▶ [OBJECTIVE]
Return each line that holds the word "해당되지".

#### TASK MATERIAL ####

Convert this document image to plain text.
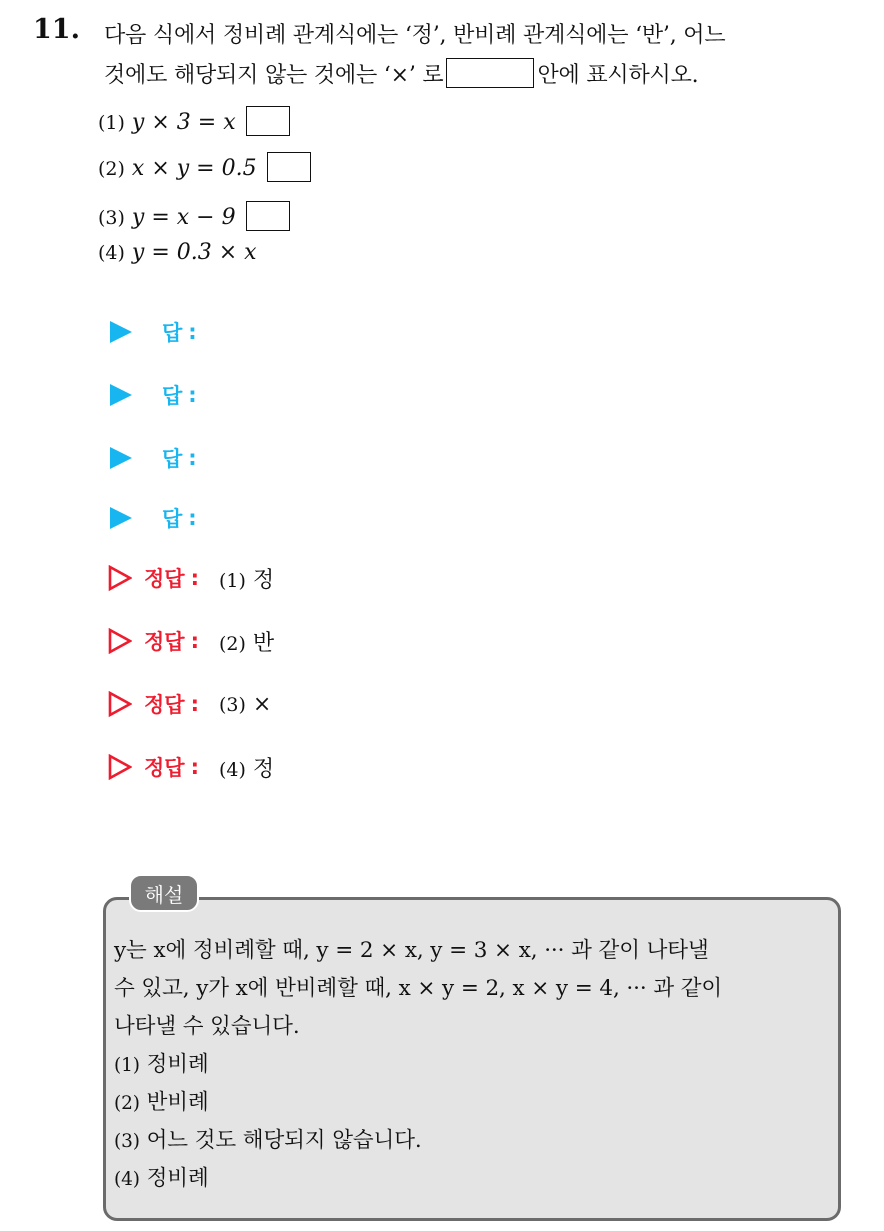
11. 다음 식에서 정비례 관계식에는 ‘정’, 반비례 관계식에는 ‘반’, 어느
것에도 해당되지 않는 것에는 ‘×’ 로	안에 표시하시오.
(1) y × 3 = x
(2) x × y = 0.5
(3) y = x − 9
(4) y = 0.3 × x
답 :
답 :
답 :
답 :
정답 : (1) 정
정답 : (2) 반
정답 : (3) ×
정답 : (4) 정
해설
y는 x에 정비례할 때, y = 2 × x, y = 3 × x, ··· 과 같이 나타낼
수 있고, y가 x에 반비례할 때, x × y = 2, x × y = 4, ··· 과 같이
나타낼 수 있습니다.
(1) 정비례
(2) 반비례
(3) 어느 것도 해당되지 않습니다.
(4) 정비례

####

▶ [FINAL RESULT]
것에도 해당되지 않는 것에는 ‘×’ 로	안에 표시하시오.
(3) 어느 것도 해당되지 않습니다.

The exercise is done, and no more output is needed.